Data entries
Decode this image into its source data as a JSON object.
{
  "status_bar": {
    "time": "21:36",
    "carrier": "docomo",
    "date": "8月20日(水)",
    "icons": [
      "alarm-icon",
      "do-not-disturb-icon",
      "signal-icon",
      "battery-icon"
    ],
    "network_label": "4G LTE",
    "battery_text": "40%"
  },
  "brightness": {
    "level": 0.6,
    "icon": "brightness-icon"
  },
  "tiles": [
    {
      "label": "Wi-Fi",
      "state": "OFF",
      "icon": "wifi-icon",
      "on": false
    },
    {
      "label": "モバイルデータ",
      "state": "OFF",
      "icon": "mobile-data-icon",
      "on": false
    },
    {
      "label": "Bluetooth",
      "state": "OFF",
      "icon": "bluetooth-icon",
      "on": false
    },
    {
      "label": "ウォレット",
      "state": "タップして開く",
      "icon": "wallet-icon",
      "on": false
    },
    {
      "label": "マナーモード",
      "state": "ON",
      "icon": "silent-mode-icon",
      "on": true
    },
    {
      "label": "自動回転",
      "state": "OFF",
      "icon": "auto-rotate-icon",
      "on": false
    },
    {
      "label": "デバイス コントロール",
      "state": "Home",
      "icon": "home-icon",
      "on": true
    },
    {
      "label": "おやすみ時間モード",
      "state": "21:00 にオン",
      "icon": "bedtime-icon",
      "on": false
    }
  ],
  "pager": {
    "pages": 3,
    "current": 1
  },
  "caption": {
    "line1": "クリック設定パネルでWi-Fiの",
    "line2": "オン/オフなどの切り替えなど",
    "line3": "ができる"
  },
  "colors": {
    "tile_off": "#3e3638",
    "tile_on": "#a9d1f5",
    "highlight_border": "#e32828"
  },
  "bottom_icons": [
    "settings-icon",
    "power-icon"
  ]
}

» **WORK INSTRUCTIONS**
Reproduce the entire listing word for word.

» **RESULT OF THE TASK**
Decode this image into its source data as a JSON object.
{
  "status_bar": {
    "time": "21:36",
    "carrier": "docomo",
    "date": "8月20日(水)",
    "icons": [
      "alarm-icon",
      "do-not-disturb-icon",
      "signal-icon",
      "battery-icon"
    ],
    "network_label": "4G LTE",
    "battery_text": "40%"
  },
  "brightness": {
    "level": 0.6,
    "icon": "brightness-icon"
  },
  "tiles": [
    {
      "label": "Wi-Fi",
      "state": "OFF",
      "icon": "wifi-icon",
      "on": false
    },
    {
      "label": "モバイルデータ",
      "state": "OFF",
      "icon": "mobile-data-icon",
      "on": false
    },
    {
      "label": "Bluetooth",
      "state": "OFF",
      "icon": "bluetooth-icon",
      "on": false
    },
    {
      "label": "ウォレット",
      "state": "タップして開く",
      "icon": "wallet-icon",
      "on": false
    },
    {
      "label": "マナーモード",
      "state": "ON",
      "icon": "silent-mode-icon",
      "on": true
    },
    {
      "label": "自動回転",
      "state": "OFF",
      "icon": "auto-rotate-icon",
      "on": false
    },
    {
      "label": "デバイス コントロール",
      "state": "Home",
      "icon": "home-icon",
      "on": true
    },
    {
      "label": "おやすみ時間モード",
      "state": "21:00 にオン",
      "icon": "bedtime-icon",
      "on": false
    }
  ],
  "pager": {
    "pages": 3,
    "current": 1
  },
  "caption": {
    "line1": "クリック設定パネルでWi-Fiの",
    "line2": "オン/オフなどの切り替えなど",
    "line3": "ができる"
  },
  "colors": {
    "tile_off": "#3e3638",
    "tile_on": "#a9d1f5",
    "highlight_border": "#e32828"
  },
  "bottom_icons": [
    "settings-icon",
    "power-icon"
  ]
}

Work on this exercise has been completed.